**Material:**

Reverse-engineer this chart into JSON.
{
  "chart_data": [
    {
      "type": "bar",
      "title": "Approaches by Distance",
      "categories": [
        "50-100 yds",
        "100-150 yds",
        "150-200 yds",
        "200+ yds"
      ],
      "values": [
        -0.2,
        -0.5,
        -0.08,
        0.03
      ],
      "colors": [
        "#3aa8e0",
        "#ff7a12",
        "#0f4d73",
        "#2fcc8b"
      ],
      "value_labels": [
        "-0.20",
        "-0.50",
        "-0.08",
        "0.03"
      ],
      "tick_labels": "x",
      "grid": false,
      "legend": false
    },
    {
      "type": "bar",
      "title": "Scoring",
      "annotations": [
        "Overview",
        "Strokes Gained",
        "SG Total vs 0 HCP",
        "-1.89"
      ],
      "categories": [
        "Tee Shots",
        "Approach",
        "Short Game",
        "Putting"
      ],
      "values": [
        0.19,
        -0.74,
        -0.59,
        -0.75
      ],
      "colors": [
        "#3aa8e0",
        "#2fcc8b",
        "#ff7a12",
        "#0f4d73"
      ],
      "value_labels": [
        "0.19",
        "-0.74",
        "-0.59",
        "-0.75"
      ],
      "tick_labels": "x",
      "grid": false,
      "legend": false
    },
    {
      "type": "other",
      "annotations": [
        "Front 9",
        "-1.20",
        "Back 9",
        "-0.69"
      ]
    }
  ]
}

**Written task:**
Extract the listing in its entirety and repeat it exactly.

**The response:**
Reverse-engineer this chart into JSON.
{
  "chart_data": [
    {
      "type": "bar",
      "title": "Approaches by Distance",
      "categories": [
        "50-100 yds",
        "100-150 yds",
        "150-200 yds",
        "200+ yds"
      ],
      "values": [
        -0.2,
        -0.5,
        -0.08,
        0.03
      ],
      "colors": [
        "#3aa8e0",
        "#ff7a12",
        "#0f4d73",
        "#2fcc8b"
      ],
      "value_labels": [
        "-0.20",
        "-0.50",
        "-0.08",
        "0.03"
      ],
      "tick_labels": "x",
      "grid": false,
      "legend": false
    },
    {
      "type": "bar",
      "title": "Scoring",
      "annotations": [
        "Overview",
        "Strokes Gained",
        "SG Total vs 0 HCP",
        "-1.89"
      ],
      "categories": [
        "Tee Shots",
        "Approach",
        "Short Game",
        "Putting"
      ],
      "values": [
        0.19,
        -0.74,
        -0.59,
        -0.75
      ],
      "colors": [
        "#3aa8e0",
        "#2fcc8b",
        "#ff7a12",
        "#0f4d73"
      ],
      "value_labels": [
        "0.19",
        "-0.74",
        "-0.59",
        "-0.75"
      ],
      "tick_labels": "x",
      "grid": false,
      "legend": false
    },
    {
      "type": "other",
      "annotations": [
        "Front 9",
        "-1.20",
        "Back 9",
        "-0.69"
      ]
    }
  ]
}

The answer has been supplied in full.